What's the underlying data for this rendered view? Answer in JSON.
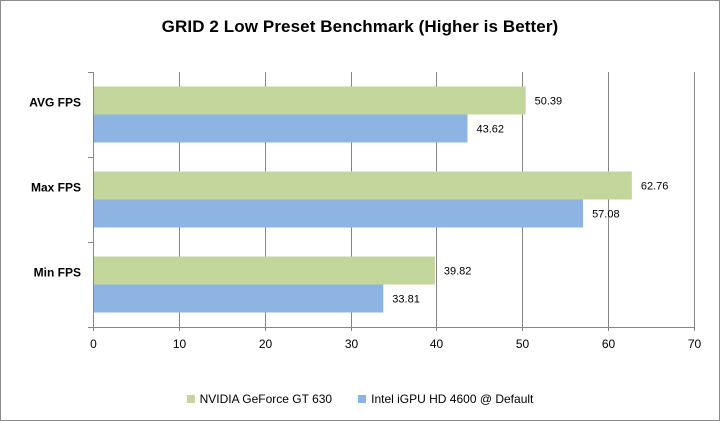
{
  "chart_data": {
    "type": "bar",
    "orientation": "horizontal",
    "title": "GRID 2 Low Preset Benchmark (Higher is Better)",
    "xlabel": "",
    "ylabel": "",
    "categories": [
      "AVG FPS",
      "Max FPS",
      "Min FPS"
    ],
    "xlim": [
      0,
      70
    ],
    "xticks": [
      0,
      10,
      20,
      30,
      40,
      50,
      60,
      70
    ],
    "grid": true,
    "legend_position": "bottom",
    "series": [
      {
        "name": "NVIDIA GeForce GT 630",
        "color": "#c3d69b",
        "values": [
          50.39,
          62.76,
          39.82
        ]
      },
      {
        "name": "Intel iGPU HD 4600 @ Default",
        "color": "#8eb4e3",
        "values": [
          43.62,
          57.08,
          33.81
        ]
      }
    ]
  }
}
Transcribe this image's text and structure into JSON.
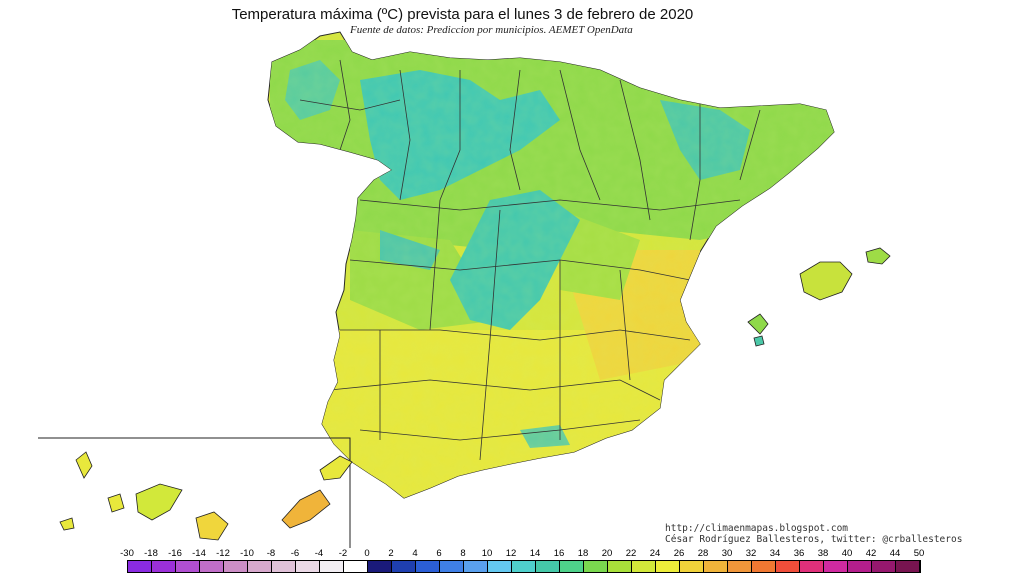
{
  "title": "Temperatura máxima (ºC) prevista para el lunes 3 de febrero de 2020",
  "subtitle": "Fuente de datos: Prediccion por municipios. AEMET OpenData",
  "credits": {
    "line1": "http://climaenmapas.blogspot.com",
    "line2": "César Rodríguez Ballesteros, twitter: @crballesteros"
  },
  "legend": {
    "labels": [
      "-30",
      "-18",
      "-16",
      "-14",
      "-12",
      "-10",
      "-8",
      "-6",
      "-4",
      "-2",
      "0",
      "2",
      "4",
      "6",
      "8",
      "10",
      "12",
      "14",
      "16",
      "18",
      "20",
      "22",
      "24",
      "26",
      "28",
      "30",
      "32",
      "34",
      "36",
      "38",
      "40",
      "42",
      "44",
      "50"
    ],
    "colors": [
      "#8a2be2",
      "#9b30d9",
      "#b04fd1",
      "#c06ec8",
      "#cc8ec6",
      "#d7a9cd",
      "#e0c1d8",
      "#ebd9e6",
      "#f2eef3",
      "#ffffff",
      "#1a1a7a",
      "#1f3fb0",
      "#2b5ed6",
      "#3f7fe6",
      "#5aa0ee",
      "#64c8f0",
      "#4fd0cc",
      "#45c8a8",
      "#4ed18a",
      "#7ad84f",
      "#a8e03a",
      "#d2e83a",
      "#eded3a",
      "#f0d23a",
      "#f0b43a",
      "#f0963a",
      "#f07832",
      "#f04e3a",
      "#e0307a",
      "#d02aa0",
      "#b41e8c",
      "#96186e",
      "#781450"
    ]
  },
  "map_colors": {
    "cool_zone": "#40c8b4",
    "mild_zone": "#7ad84f",
    "warm_zone": "#d2e83a",
    "hot_zone": "#eded3a",
    "sea": "#ffffff",
    "border": "#333333"
  }
}
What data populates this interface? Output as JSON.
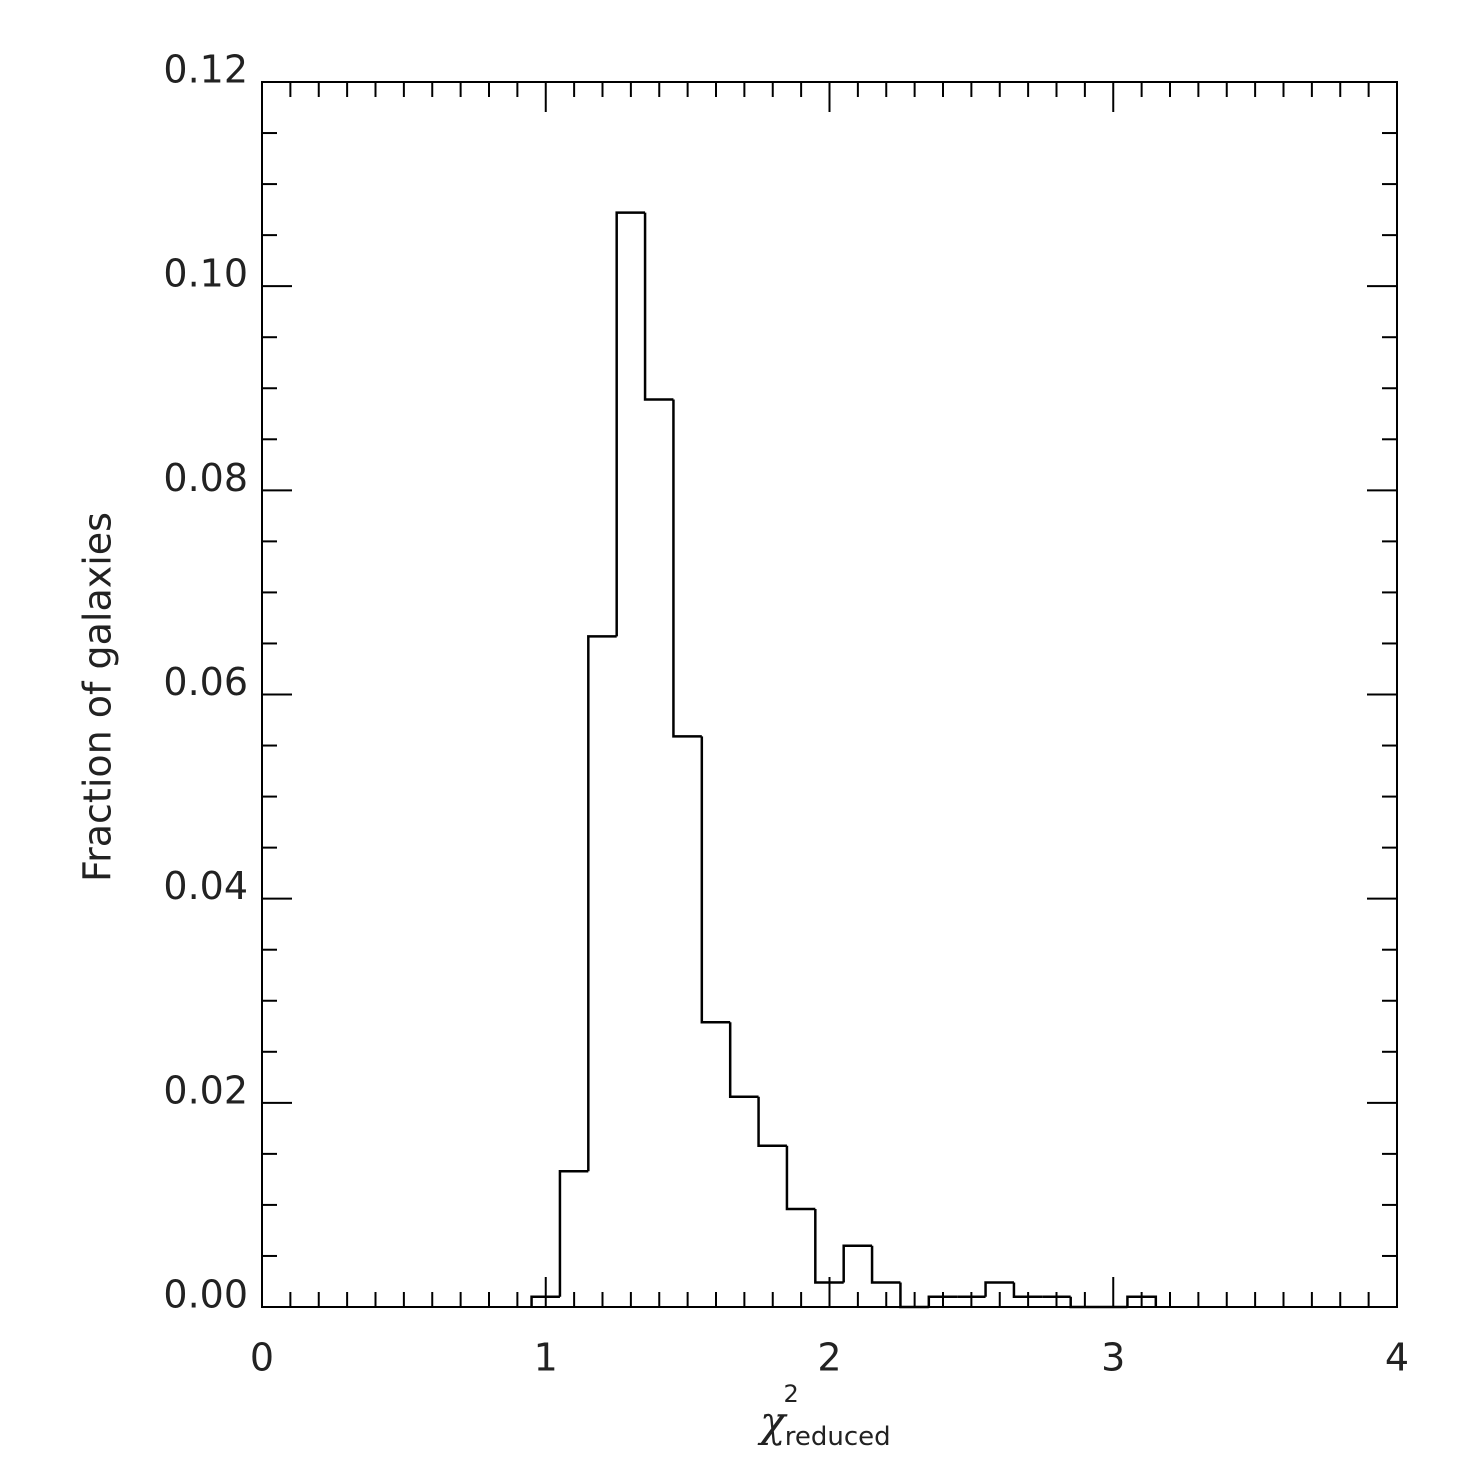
{
  "chart_data": {
    "type": "histogram",
    "x_label": {
      "symbol": "χ",
      "superscript": "2",
      "subscript": "reduced"
    },
    "y_label": "Fraction of galaxies",
    "bins": [
      0.95,
      1.05,
      1.15,
      1.25,
      1.35,
      1.45,
      1.55,
      1.65,
      1.75,
      1.85,
      1.95,
      2.05,
      2.15,
      2.25,
      2.35,
      2.45,
      2.55,
      2.65,
      2.75,
      2.85,
      2.95,
      3.05,
      3.15
    ],
    "counts": [
      0.001,
      0.0133,
      0.0657,
      0.1072,
      0.0889,
      0.0559,
      0.0279,
      0.0206,
      0.0158,
      0.0096,
      0.0024,
      0.006,
      0.0024,
      0,
      0.001,
      0.001,
      0.0024,
      0.001,
      0.001,
      0,
      0,
      0.001
    ],
    "color": "#000000",
    "xlim": [
      0,
      4
    ],
    "xticks": [
      0,
      1,
      2,
      3,
      4
    ],
    "ylim": [
      0,
      0.12
    ],
    "yticks": [
      {
        "value": 0,
        "label": "0.00"
      },
      {
        "value": 0.02,
        "label": "0.02"
      },
      {
        "value": 0.04,
        "label": "0.04"
      },
      {
        "value": 0.06,
        "label": "0.06"
      },
      {
        "value": 0.08,
        "label": "0.08"
      },
      {
        "value": 0.1,
        "label": "0.10"
      },
      {
        "value": 0.12,
        "label": "0.12"
      }
    ]
  }
}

###

Restate the entire listing word for word, excluding pictures.

* SOLUTION TO THIS EXERCISE
What's the underlying data for this rendered view? Answer in JSON.
{
  "chart_data": {
    "type": "bar",
    "orientation": "horizontal",
    "title": "GRID 2 Low Preset Benchmark (Higher is Better)",
    "xlabel": "",
    "ylabel": "",
    "categories": [
      "AVG FPS",
      "Max FPS",
      "Min FPS"
    ],
    "xlim": [
      0,
      70
    ],
    "xticks": [
      0,
      10,
      20,
      30,
      40,
      50,
      60,
      70
    ],
    "grid": true,
    "legend_position": "bottom",
    "series": [
      {
        "name": "NVIDIA GeForce GT 630",
        "color": "#c3d69b",
        "values": [
          50.39,
          62.76,
          39.82
        ]
      },
      {
        "name": "Intel iGPU HD 4600 @ Default",
        "color": "#8eb4e3",
        "values": [
          43.62,
          57.08,
          33.81
        ]
      }
    ]
  }
}
Transcribe this image's text and structure into JSON.
{
  "title": "Temperatura máxima (ºC) prevista para el lunes 3 de febrero de 2020",
  "subtitle": "Fuente de datos: Prediccion por municipios. AEMET OpenData",
  "credits": {
    "line1": "http://climaenmapas.blogspot.com",
    "line2": "César Rodríguez Ballesteros, twitter: @crballesteros"
  },
  "legend": {
    "labels": [
      "-30",
      "-18",
      "-16",
      "-14",
      "-12",
      "-10",
      "-8",
      "-6",
      "-4",
      "-2",
      "0",
      "2",
      "4",
      "6",
      "8",
      "10",
      "12",
      "14",
      "16",
      "18",
      "20",
      "22",
      "24",
      "26",
      "28",
      "30",
      "32",
      "34",
      "36",
      "38",
      "40",
      "42",
      "44",
      "50"
    ],
    "colors": [
      "#8a2be2",
      "#9b30d9",
      "#b04fd1",
      "#c06ec8",
      "#cc8ec6",
      "#d7a9cd",
      "#e0c1d8",
      "#ebd9e6",
      "#f2eef3",
      "#ffffff",
      "#1a1a7a",
      "#1f3fb0",
      "#2b5ed6",
      "#3f7fe6",
      "#5aa0ee",
      "#64c8f0",
      "#4fd0cc",
      "#45c8a8",
      "#4ed18a",
      "#7ad84f",
      "#a8e03a",
      "#d2e83a",
      "#eded3a",
      "#f0d23a",
      "#f0b43a",
      "#f0963a",
      "#f07832",
      "#f04e3a",
      "#e0307a",
      "#d02aa0",
      "#b41e8c",
      "#96186e",
      "#781450"
    ]
  },
  "map_colors": {
    "cool_zone": "#40c8b4",
    "mild_zone": "#7ad84f",
    "warm_zone": "#d2e83a",
    "hot_zone": "#eded3a",
    "sea": "#ffffff",
    "border": "#333333"
  }
}
What data populates this interface? Output as JSON.
{
  "chart_data": {
    "type": "histogram",
    "x_label": {
      "symbol": "χ",
      "superscript": "2",
      "subscript": "reduced"
    },
    "y_label": "Fraction of galaxies",
    "bins": [
      0.95,
      1.05,
      1.15,
      1.25,
      1.35,
      1.45,
      1.55,
      1.65,
      1.75,
      1.85,
      1.95,
      2.05,
      2.15,
      2.25,
      2.35,
      2.45,
      2.55,
      2.65,
      2.75,
      2.85,
      2.95,
      3.05,
      3.15
    ],
    "counts": [
      0.001,
      0.0133,
      0.0657,
      0.1072,
      0.0889,
      0.0559,
      0.0279,
      0.0206,
      0.0158,
      0.0096,
      0.0024,
      0.006,
      0.0024,
      0,
      0.001,
      0.001,
      0.0024,
      0.001,
      0.001,
      0,
      0,
      0.001
    ],
    "color": "#000000",
    "xlim": [
      0,
      4
    ],
    "xticks": [
      0,
      1,
      2,
      3,
      4
    ],
    "ylim": [
      0,
      0.12
    ],
    "yticks": [
      {
        "value": 0,
        "label": "0.00"
      },
      {
        "value": 0.02,
        "label": "0.02"
      },
      {
        "value": 0.04,
        "label": "0.04"
      },
      {
        "value": 0.06,
        "label": "0.06"
      },
      {
        "value": 0.08,
        "label": "0.08"
      },
      {
        "value": 0.1,
        "label": "0.10"
      },
      {
        "value": 0.12,
        "label": "0.12"
      }
    ]
  }
}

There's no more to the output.